### Required work
Reproduce exactly the lines from the one that holds "What does this" through the last line of the entries, both ends included, but not the pictures.

### Supplied records
※ ※ ※

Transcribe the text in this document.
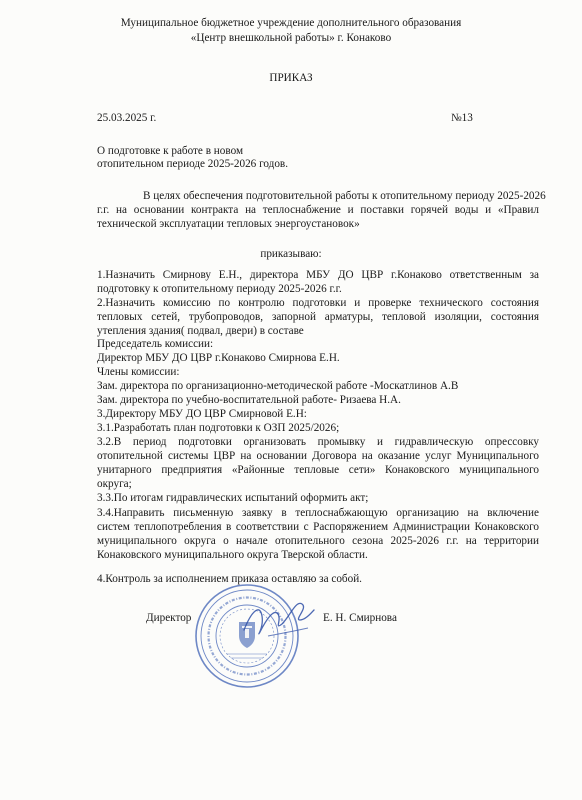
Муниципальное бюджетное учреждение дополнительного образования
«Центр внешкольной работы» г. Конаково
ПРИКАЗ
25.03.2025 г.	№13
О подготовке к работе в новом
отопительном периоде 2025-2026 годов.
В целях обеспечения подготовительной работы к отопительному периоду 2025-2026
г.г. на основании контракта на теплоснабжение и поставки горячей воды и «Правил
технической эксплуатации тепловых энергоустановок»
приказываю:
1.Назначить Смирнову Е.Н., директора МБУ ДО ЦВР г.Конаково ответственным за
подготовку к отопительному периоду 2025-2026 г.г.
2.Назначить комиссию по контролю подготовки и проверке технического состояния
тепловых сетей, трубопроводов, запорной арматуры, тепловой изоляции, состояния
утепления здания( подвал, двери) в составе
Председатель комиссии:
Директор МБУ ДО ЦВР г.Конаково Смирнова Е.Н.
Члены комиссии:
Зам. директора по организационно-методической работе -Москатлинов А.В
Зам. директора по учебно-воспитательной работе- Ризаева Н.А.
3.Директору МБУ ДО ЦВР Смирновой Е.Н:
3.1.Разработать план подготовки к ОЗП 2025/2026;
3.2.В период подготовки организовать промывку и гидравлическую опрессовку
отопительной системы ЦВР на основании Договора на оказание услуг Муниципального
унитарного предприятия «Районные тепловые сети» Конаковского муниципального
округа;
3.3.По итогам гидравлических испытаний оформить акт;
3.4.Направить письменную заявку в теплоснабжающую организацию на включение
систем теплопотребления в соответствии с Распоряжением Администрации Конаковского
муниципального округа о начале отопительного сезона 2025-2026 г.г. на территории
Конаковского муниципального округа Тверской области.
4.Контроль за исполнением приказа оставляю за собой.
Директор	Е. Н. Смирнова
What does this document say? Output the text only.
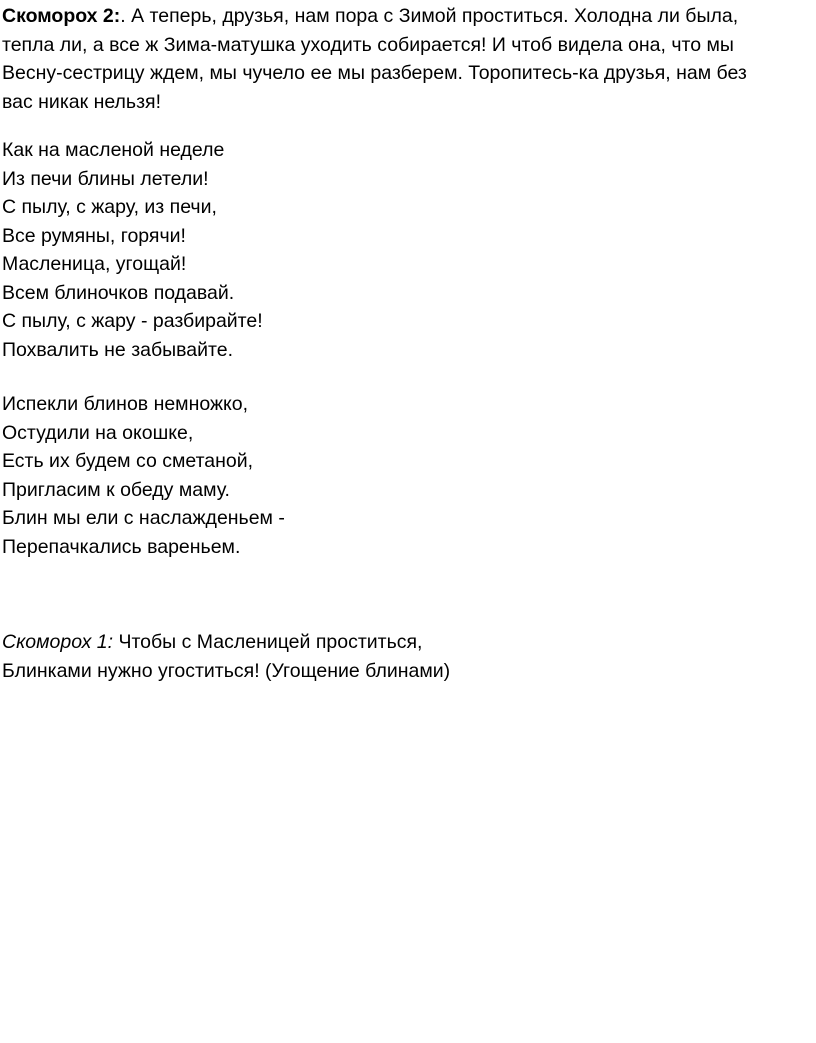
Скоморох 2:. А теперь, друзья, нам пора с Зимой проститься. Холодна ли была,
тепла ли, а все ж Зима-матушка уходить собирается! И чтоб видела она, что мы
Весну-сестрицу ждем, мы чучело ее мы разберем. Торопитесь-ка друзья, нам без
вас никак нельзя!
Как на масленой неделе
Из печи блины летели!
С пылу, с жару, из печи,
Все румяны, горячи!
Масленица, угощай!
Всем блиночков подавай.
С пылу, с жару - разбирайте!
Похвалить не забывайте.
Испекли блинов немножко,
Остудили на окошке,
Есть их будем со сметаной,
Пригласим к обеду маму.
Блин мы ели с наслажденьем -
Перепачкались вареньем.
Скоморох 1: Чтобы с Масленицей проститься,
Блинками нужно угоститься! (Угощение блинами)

※ ※ ※

### Written answer
What does this document say? Output the text only.
Скоморох 2:. А теперь, друзья, нам пора с Зимой проститься. Холодна ли была,
тепла ли, а все ж Зима-матушка уходить собирается! И чтоб видела она, что мы
Весну-сестрицу ждем, мы чучело ее мы разберем. Торопитесь-ка друзья, нам без
вас никак нельзя!
Как на масленой неделе
Из печи блины летели!
С пылу, с жару, из печи,
Все румяны, горячи!
Масленица, угощай!
Всем блиночков подавай.
С пылу, с жару - разбирайте!
Похвалить не забывайте.
Испекли блинов немножко,
Остудили на окошке,
Есть их будем со сметаной,
Пригласим к обеду маму.
Блин мы ели с наслажденьем -
Перепачкались вареньем.
Скоморох 1: Чтобы с Масленицей проститься,
Блинками нужно угоститься! (Угощение блинами)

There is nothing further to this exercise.